Directions for this task: Restate the listing below word for word, omitting any images.

Data extract:
====================

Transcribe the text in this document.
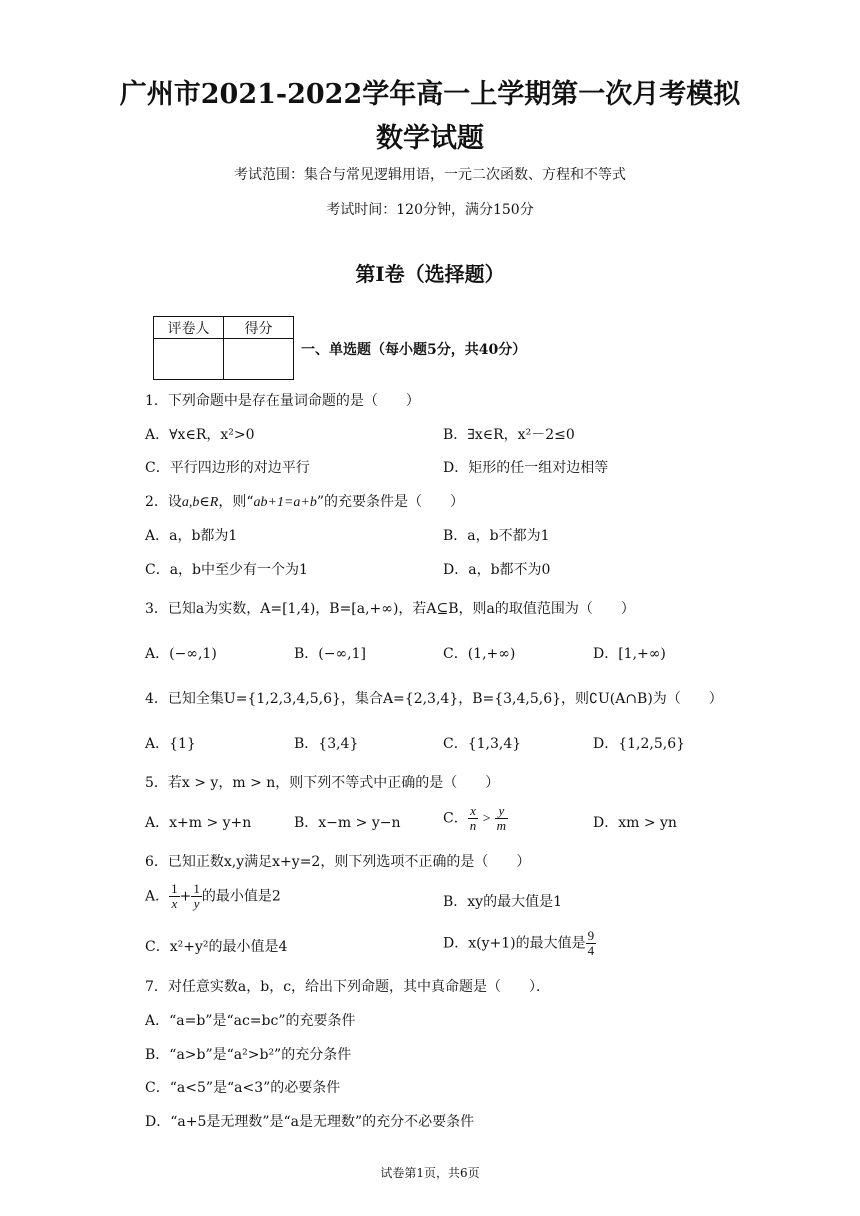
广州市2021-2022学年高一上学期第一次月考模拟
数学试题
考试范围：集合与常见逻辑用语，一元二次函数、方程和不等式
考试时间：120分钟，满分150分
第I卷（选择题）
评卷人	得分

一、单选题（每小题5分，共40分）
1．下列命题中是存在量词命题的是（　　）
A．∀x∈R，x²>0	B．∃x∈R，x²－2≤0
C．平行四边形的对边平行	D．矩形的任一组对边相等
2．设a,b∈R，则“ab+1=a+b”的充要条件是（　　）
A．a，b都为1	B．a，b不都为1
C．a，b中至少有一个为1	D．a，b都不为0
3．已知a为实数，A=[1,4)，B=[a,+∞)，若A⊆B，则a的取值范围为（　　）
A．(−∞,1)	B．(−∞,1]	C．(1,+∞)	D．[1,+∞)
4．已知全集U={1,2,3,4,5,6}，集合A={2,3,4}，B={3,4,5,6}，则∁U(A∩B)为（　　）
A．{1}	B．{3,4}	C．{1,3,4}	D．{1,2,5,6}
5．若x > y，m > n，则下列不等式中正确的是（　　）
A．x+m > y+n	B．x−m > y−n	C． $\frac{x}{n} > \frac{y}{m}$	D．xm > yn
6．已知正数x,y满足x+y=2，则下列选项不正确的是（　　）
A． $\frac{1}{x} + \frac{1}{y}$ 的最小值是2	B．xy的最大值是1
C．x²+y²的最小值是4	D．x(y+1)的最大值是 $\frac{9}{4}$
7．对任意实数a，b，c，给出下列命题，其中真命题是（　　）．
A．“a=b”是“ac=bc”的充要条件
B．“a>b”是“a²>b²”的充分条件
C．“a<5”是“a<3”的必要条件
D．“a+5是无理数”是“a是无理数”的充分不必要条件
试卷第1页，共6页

====================

Worked solution:
Transcribe the text in this document.
广州市2021-2022学年高一上学期第一次月考模拟
数学试题
考试范围：集合与常见逻辑用语，一元二次函数、方程和不等式
考试时间：120分钟，满分150分
第I卷（选择题）
评卷人	得分

一、单选题（每小题5分，共40分）
1．下列命题中是存在量词命题的是（　　）
A．∀x∈R，x²>0	B．∃x∈R，x²－2≤0
C．平行四边形的对边平行	D．矩形的任一组对边相等
2．设a,b∈R，则“ab+1=a+b”的充要条件是（　　）
A．a，b都为1	B．a，b不都为1
C．a，b中至少有一个为1	D．a，b都不为0
3．已知a为实数，A=[1,4)，B=[a,+∞)，若A⊆B，则a的取值范围为（　　）
A．(−∞,1)	B．(−∞,1]	C．(1,+∞)	D．[1,+∞)
4．已知全集U={1,2,3,4,5,6}，集合A={2,3,4}，B={3,4,5,6}，则∁U(A∩B)为（　　）
A．{1}	B．{3,4}	C．{1,3,4}	D．{1,2,5,6}
5．若x > y，m > n，则下列不等式中正确的是（　　）
A．x+m > y+n	B．x−m > y−n	C． $\frac{x}{n} > \frac{y}{m}$	D．xm > yn
6．已知正数x,y满足x+y=2，则下列选项不正确的是（　　）
A． $\frac{1}{x} + \frac{1}{y}$ 的最小值是2	B．xy的最大值是1
C．x²+y²的最小值是4	D．x(y+1)的最大值是 $\frac{9}{4}$
7．对任意实数a，b，c，给出下列命题，其中真命题是（　　）．
A．“a=b”是“ac=bc”的充要条件
B．“a>b”是“a²>b²”的充分条件
C．“a<5”是“a<3”的必要条件
D．“a+5是无理数”是“a是无理数”的充分不必要条件
试卷第1页，共6页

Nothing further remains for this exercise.